§ Entries from a visual dataset
════════════════

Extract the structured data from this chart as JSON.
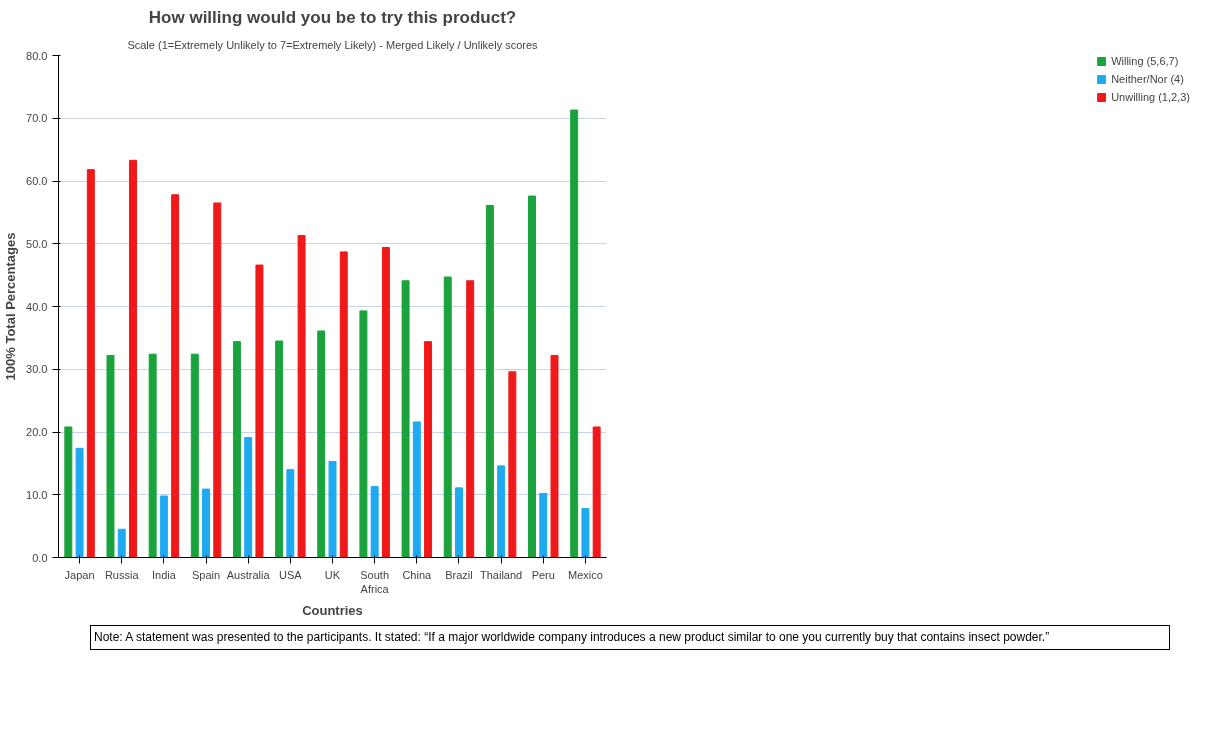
{
  "chart_data": {
    "type": "bar",
    "title": "How willing would you be to try this product?",
    "subtitle": "Scale (1=Extremely Unlikely to 7=Extremely Likely) - Merged Likely / Unlikely scores",
    "xlabel": "Countries",
    "ylabel": "100% Total Percentages",
    "categories": [
      "Japan",
      "Russia",
      "India",
      "Spain",
      "Australia",
      "USA",
      "UK",
      "South Africa",
      "China",
      "Brazil",
      "Thailand",
      "Peru",
      "Mexico"
    ],
    "series": [
      {
        "name": "Willing (5,6,7)",
        "color": "#1aa33c",
        "values": [
          20.8,
          32.2,
          32.4,
          32.4,
          34.4,
          34.5,
          36.1,
          39.3,
          44.1,
          44.7,
          56.1,
          57.6,
          71.3
        ]
      },
      {
        "name": "Neither/Nor (4)",
        "color": "#1eaaf1",
        "values": [
          17.4,
          4.5,
          9.8,
          10.9,
          19.1,
          14.0,
          15.3,
          11.3,
          21.6,
          11.1,
          14.6,
          10.2,
          7.8
        ]
      },
      {
        "name": "Unwilling (1,2,3)",
        "color": "#f01818",
        "values": [
          61.8,
          63.3,
          57.8,
          56.5,
          46.6,
          51.3,
          48.7,
          49.4,
          34.4,
          44.1,
          29.6,
          32.2,
          20.8
        ]
      }
    ],
    "ylim": [
      0,
      80
    ],
    "yticks": [
      {
        "value": 0,
        "label": "0.0"
      },
      {
        "value": 10,
        "label": "10.0"
      },
      {
        "value": 20,
        "label": "20.0"
      },
      {
        "value": 30,
        "label": "30.0"
      },
      {
        "value": 40,
        "label": "40.0"
      },
      {
        "value": 50,
        "label": "50.0"
      },
      {
        "value": 60,
        "label": "60.0"
      },
      {
        "value": 70,
        "label": "70.0"
      },
      {
        "value": 80,
        "label": "80.0"
      }
    ],
    "grid": "y",
    "legend": "top right",
    "annotations": [
      "Note: A statement was presented to the participants. It stated: “If a major worldwide company introduces a new product similar to one you currently buy that contains insect powder.”"
    ]
  }
}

════════════════

§ What to produce
Copy the entries above faithfully and omit every image.

§ The output
Extract the structured data from this chart as JSON.
{
  "chart_data": {
    "type": "bar",
    "title": "How willing would you be to try this product?",
    "subtitle": "Scale (1=Extremely Unlikely to 7=Extremely Likely) - Merged Likely / Unlikely scores",
    "xlabel": "Countries",
    "ylabel": "100% Total Percentages",
    "categories": [
      "Japan",
      "Russia",
      "India",
      "Spain",
      "Australia",
      "USA",
      "UK",
      "South Africa",
      "China",
      "Brazil",
      "Thailand",
      "Peru",
      "Mexico"
    ],
    "series": [
      {
        "name": "Willing (5,6,7)",
        "color": "#1aa33c",
        "values": [
          20.8,
          32.2,
          32.4,
          32.4,
          34.4,
          34.5,
          36.1,
          39.3,
          44.1,
          44.7,
          56.1,
          57.6,
          71.3
        ]
      },
      {
        "name": "Neither/Nor (4)",
        "color": "#1eaaf1",
        "values": [
          17.4,
          4.5,
          9.8,
          10.9,
          19.1,
          14.0,
          15.3,
          11.3,
          21.6,
          11.1,
          14.6,
          10.2,
          7.8
        ]
      },
      {
        "name": "Unwilling (1,2,3)",
        "color": "#f01818",
        "values": [
          61.8,
          63.3,
          57.8,
          56.5,
          46.6,
          51.3,
          48.7,
          49.4,
          34.4,
          44.1,
          29.6,
          32.2,
          20.8
        ]
      }
    ],
    "ylim": [
      0,
      80
    ],
    "yticks": [
      {
        "value": 0,
        "label": "0.0"
      },
      {
        "value": 10,
        "label": "10.0"
      },
      {
        "value": 20,
        "label": "20.0"
      },
      {
        "value": 30,
        "label": "30.0"
      },
      {
        "value": 40,
        "label": "40.0"
      },
      {
        "value": 50,
        "label": "50.0"
      },
      {
        "value": 60,
        "label": "60.0"
      },
      {
        "value": 70,
        "label": "70.0"
      },
      {
        "value": 80,
        "label": "80.0"
      }
    ],
    "grid": "y",
    "legend": "top right",
    "annotations": [
      "Note: A statement was presented to the participants. It stated: “If a major worldwide company introduces a new product similar to one you currently buy that contains insect powder.”"
    ]
  }
}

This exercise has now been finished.